§ GOAL OF THE EXERCISE
Only the number is wanted: how many lines contain the string "enfant"?

§ TASK DATA
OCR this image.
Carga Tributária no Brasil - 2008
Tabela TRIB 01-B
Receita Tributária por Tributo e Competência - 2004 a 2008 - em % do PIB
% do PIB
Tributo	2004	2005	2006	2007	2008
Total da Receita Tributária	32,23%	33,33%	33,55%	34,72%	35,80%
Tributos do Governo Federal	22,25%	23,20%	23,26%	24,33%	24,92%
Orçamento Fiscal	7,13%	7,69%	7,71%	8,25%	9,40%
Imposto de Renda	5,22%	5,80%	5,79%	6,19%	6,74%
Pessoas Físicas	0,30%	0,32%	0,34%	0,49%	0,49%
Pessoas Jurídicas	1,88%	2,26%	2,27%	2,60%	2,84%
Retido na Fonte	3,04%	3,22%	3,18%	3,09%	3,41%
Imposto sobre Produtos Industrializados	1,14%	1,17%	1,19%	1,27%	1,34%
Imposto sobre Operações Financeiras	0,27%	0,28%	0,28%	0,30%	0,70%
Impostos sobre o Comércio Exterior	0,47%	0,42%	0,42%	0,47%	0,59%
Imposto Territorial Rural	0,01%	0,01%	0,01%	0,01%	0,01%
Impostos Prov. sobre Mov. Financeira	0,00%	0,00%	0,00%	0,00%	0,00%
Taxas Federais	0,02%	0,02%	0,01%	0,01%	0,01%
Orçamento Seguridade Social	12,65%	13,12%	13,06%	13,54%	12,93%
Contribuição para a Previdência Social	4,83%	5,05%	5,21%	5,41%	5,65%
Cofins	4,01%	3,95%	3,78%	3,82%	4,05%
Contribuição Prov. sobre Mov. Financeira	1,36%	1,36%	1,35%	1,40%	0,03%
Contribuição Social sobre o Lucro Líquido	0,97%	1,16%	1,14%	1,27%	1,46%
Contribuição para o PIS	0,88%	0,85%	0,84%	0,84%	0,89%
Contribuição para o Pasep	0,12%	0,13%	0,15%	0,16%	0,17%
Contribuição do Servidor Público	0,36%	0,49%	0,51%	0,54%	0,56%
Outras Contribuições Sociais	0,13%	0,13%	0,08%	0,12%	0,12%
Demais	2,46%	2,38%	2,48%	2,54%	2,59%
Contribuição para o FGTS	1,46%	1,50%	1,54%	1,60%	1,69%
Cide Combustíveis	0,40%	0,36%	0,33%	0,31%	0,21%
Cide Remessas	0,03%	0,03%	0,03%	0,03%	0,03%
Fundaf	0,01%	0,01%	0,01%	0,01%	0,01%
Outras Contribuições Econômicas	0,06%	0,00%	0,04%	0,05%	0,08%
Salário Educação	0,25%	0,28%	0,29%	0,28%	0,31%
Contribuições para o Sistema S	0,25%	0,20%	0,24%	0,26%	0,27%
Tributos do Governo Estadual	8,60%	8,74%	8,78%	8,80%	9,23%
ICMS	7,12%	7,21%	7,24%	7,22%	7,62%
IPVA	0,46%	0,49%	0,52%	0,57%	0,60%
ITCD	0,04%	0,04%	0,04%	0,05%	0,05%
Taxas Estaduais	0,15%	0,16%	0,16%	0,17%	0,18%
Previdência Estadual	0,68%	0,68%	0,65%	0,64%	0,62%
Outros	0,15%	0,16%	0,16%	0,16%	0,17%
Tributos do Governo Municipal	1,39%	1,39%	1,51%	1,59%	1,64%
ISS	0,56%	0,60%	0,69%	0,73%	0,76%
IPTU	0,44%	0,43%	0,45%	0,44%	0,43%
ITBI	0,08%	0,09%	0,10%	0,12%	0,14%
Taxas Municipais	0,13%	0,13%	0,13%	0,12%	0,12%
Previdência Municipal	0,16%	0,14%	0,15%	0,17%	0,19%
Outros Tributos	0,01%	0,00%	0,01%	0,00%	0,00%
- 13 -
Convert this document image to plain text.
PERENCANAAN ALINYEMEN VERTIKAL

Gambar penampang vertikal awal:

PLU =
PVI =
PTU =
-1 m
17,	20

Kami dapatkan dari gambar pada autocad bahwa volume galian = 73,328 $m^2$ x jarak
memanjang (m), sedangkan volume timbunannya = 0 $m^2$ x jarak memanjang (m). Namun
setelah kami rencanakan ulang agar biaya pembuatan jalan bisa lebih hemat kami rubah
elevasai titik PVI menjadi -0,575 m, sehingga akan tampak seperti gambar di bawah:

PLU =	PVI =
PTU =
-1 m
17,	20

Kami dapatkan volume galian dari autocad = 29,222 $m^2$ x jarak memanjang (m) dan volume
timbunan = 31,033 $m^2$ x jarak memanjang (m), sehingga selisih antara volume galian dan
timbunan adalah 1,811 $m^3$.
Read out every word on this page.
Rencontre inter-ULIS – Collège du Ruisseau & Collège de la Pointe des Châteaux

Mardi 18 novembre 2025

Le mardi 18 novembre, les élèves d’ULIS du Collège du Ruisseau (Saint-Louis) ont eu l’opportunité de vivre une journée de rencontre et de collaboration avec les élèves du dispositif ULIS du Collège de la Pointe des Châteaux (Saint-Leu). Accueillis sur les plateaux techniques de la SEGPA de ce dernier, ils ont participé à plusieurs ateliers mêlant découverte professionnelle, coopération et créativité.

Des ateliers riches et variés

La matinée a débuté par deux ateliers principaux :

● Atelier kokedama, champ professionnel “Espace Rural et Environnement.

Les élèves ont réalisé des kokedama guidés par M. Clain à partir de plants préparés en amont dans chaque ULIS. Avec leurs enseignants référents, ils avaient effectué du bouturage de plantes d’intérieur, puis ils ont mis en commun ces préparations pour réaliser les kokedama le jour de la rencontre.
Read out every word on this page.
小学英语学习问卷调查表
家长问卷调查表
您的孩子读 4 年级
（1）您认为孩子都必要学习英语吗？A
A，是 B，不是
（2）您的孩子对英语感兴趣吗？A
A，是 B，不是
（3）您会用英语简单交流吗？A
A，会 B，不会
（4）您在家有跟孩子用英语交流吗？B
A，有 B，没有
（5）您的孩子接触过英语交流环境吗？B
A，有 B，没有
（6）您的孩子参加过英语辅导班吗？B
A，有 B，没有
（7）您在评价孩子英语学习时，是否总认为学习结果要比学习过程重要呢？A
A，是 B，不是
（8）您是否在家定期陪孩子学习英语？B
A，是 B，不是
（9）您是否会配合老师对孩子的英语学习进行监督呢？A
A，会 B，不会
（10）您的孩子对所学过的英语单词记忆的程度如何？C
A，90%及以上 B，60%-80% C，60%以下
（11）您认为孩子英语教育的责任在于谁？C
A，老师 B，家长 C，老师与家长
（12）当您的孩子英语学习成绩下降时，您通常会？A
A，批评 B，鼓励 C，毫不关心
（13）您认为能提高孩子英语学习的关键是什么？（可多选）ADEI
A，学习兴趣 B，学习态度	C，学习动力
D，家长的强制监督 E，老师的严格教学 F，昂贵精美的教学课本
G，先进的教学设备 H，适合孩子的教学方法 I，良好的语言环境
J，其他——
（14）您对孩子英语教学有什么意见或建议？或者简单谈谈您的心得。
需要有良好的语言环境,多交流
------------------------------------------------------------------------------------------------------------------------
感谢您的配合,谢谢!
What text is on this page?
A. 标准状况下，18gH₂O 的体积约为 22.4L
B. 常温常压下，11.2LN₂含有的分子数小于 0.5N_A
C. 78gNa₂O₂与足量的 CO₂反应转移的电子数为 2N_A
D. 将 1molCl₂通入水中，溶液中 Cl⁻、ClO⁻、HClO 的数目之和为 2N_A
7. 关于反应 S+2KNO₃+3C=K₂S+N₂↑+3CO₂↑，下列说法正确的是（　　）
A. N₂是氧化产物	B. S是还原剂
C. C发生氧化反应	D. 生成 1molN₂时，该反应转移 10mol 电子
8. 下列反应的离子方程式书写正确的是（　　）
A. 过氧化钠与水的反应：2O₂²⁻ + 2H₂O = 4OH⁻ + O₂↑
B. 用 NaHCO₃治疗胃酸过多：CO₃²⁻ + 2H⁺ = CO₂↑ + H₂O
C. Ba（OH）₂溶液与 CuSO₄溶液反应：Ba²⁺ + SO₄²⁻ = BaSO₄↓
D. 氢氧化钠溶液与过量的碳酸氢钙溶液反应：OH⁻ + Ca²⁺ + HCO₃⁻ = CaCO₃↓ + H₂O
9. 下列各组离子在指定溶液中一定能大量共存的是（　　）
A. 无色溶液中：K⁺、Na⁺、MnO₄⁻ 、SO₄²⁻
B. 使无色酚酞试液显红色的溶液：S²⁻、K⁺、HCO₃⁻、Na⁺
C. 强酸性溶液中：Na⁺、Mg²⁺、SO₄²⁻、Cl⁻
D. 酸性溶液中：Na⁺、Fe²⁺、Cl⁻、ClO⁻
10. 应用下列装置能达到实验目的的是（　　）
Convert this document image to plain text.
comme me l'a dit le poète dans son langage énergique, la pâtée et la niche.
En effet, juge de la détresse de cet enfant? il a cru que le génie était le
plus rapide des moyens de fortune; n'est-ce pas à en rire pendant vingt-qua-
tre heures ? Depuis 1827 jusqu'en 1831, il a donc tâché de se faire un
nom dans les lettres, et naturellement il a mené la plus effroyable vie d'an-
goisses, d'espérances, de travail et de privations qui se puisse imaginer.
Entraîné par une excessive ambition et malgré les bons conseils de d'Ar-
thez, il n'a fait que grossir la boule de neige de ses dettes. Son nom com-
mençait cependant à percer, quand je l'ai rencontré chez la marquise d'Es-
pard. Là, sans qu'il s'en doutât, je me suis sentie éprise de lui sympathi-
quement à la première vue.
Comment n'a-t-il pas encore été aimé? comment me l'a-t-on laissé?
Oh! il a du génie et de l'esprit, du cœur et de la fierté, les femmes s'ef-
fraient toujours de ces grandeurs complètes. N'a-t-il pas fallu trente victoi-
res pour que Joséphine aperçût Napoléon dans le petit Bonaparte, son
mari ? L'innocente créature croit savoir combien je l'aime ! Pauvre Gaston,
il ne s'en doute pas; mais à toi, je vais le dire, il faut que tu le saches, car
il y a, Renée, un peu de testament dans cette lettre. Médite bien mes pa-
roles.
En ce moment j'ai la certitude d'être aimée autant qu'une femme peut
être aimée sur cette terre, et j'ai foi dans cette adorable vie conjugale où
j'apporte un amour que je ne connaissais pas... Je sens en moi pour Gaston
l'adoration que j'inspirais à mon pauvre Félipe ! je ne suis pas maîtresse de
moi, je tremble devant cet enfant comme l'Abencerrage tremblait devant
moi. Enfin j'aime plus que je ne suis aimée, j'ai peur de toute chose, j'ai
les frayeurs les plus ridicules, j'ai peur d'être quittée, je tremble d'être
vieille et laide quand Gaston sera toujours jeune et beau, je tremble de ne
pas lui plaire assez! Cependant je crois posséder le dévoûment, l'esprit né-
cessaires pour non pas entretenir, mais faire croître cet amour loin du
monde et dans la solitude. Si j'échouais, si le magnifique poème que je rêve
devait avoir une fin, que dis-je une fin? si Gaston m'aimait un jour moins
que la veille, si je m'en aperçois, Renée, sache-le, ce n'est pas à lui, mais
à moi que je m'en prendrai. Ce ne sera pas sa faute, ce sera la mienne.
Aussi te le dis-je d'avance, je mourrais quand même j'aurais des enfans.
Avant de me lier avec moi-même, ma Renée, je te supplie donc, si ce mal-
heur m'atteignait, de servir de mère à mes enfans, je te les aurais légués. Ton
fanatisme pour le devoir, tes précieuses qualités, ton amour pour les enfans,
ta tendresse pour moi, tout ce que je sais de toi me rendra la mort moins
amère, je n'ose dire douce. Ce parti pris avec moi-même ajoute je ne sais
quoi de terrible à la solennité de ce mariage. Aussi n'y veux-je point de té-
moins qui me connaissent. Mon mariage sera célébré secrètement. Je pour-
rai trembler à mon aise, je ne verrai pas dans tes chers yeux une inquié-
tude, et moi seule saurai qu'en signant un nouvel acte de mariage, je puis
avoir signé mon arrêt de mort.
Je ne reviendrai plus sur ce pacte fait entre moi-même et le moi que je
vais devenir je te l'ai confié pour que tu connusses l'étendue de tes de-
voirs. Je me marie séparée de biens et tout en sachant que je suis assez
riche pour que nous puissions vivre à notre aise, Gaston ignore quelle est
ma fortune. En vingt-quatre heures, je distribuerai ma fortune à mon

§ RESPONSE
2